** Start of GIVEN DATA **

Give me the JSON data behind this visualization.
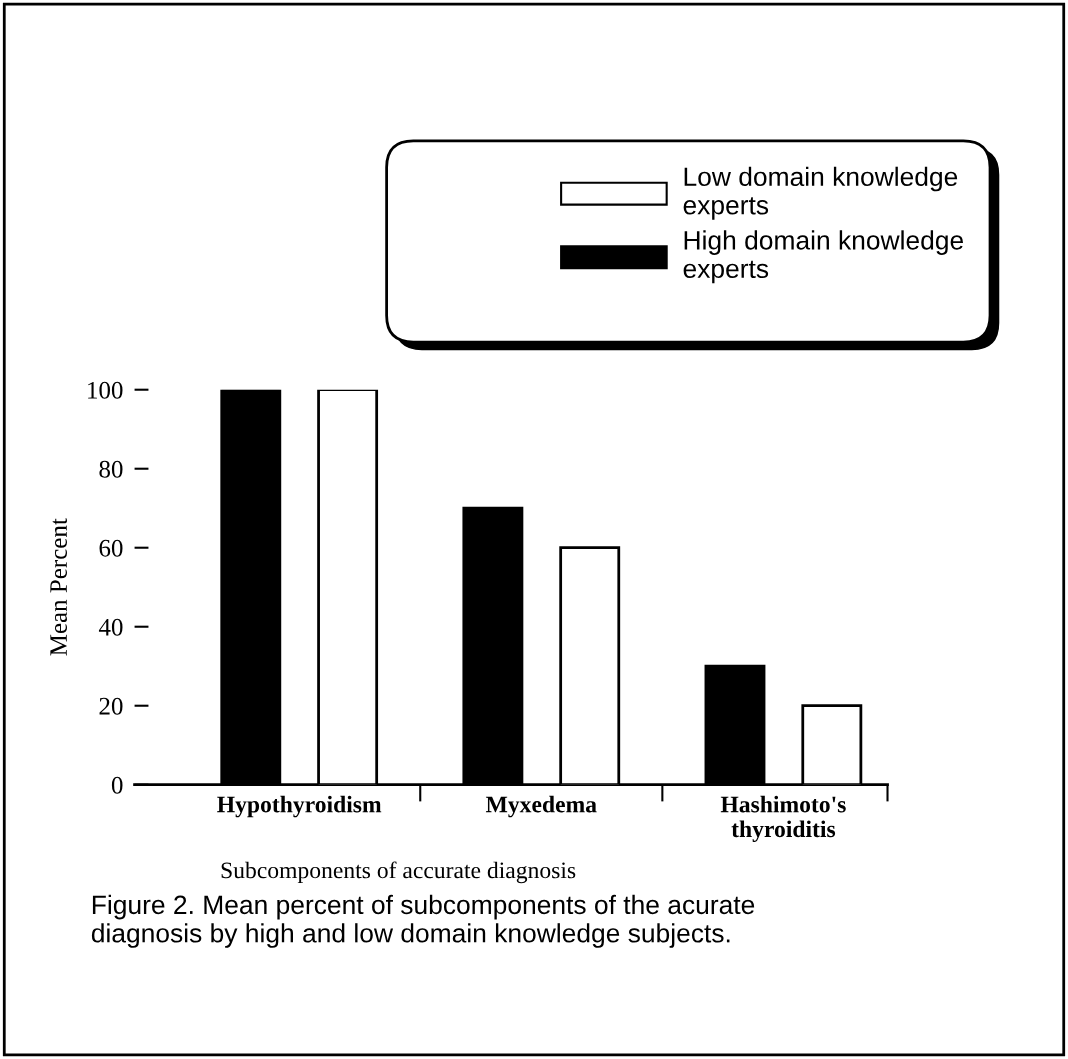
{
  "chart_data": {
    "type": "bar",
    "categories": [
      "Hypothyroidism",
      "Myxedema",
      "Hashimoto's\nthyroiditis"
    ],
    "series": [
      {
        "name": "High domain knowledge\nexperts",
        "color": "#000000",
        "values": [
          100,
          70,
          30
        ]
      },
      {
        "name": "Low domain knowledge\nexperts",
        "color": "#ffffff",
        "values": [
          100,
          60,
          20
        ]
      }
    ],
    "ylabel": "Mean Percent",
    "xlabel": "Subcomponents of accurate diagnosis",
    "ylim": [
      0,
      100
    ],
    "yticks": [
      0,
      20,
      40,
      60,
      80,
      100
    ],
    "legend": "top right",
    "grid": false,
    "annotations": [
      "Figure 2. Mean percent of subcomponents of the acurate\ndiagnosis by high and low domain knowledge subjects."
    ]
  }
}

** End of GIVEN DATA **
** Start of GIVEN DATA **

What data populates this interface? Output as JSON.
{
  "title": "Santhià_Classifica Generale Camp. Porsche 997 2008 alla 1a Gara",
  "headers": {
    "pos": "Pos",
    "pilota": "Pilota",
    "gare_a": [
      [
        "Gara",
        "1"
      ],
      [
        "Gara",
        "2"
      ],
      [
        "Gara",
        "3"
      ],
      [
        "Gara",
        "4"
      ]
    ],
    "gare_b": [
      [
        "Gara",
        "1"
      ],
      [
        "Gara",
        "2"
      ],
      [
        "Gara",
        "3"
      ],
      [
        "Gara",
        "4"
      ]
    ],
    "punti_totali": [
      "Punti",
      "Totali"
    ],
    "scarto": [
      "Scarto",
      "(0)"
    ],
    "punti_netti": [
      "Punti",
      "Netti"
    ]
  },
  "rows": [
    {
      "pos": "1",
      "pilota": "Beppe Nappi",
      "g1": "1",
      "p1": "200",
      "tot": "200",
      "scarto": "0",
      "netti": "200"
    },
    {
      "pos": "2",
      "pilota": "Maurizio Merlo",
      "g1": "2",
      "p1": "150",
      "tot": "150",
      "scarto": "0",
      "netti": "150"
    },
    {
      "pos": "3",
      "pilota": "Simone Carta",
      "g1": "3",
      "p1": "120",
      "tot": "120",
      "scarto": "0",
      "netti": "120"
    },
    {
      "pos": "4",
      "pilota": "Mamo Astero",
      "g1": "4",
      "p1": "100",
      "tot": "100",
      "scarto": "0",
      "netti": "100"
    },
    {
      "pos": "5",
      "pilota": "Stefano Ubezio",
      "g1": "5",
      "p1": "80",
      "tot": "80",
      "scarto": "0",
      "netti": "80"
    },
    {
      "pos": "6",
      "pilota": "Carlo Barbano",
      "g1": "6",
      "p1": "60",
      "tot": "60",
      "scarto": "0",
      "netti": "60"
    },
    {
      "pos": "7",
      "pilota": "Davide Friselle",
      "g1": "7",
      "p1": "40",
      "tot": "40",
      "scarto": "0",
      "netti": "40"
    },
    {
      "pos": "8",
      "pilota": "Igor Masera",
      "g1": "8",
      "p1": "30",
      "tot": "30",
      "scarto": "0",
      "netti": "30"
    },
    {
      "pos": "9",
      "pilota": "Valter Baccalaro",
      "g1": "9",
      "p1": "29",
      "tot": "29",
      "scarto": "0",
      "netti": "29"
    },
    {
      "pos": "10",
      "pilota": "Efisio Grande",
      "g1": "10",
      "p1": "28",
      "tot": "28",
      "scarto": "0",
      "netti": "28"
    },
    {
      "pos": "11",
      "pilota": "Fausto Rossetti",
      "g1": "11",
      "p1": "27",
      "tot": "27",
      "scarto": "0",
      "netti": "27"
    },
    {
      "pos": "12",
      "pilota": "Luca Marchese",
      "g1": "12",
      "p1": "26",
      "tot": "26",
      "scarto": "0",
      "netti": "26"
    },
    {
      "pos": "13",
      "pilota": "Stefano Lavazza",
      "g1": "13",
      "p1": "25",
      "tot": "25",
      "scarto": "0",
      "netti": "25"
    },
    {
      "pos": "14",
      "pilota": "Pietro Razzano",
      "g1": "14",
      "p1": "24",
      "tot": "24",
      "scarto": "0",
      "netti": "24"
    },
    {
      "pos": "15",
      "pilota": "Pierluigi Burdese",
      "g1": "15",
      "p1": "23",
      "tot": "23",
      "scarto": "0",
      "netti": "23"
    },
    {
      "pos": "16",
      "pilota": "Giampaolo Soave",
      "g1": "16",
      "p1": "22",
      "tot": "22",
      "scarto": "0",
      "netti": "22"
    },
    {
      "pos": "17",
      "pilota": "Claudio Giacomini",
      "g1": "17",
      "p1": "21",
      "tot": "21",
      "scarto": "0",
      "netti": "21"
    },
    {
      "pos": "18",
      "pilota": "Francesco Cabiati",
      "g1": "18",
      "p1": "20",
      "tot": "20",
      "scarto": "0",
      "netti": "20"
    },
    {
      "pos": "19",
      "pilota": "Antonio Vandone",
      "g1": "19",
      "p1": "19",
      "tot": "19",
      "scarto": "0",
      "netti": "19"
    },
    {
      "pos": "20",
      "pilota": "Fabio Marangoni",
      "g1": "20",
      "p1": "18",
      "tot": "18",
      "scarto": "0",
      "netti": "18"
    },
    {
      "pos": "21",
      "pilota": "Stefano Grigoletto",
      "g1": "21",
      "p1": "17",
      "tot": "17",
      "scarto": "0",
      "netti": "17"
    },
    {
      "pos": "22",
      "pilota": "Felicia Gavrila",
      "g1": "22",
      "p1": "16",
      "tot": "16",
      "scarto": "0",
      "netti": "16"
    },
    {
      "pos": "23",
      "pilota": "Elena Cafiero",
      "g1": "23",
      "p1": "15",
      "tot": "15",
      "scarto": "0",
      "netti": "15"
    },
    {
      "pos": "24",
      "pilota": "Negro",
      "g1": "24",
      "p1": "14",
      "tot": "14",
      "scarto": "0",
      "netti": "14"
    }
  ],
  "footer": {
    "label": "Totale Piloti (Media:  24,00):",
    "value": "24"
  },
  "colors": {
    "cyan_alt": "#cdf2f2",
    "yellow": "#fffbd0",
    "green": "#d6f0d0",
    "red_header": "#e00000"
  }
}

** End of GIVEN DATA **

_PROBLEM DESCRIPTION_. Gather all lines with the string "Stefano" from the data.

_OUTPUT FOR THIS EXERCISE_.
      "pilota": "Stefano Ubezio",
      "pilota": "Stefano Lavazza",
      "pilota": "Stefano Grigoletto",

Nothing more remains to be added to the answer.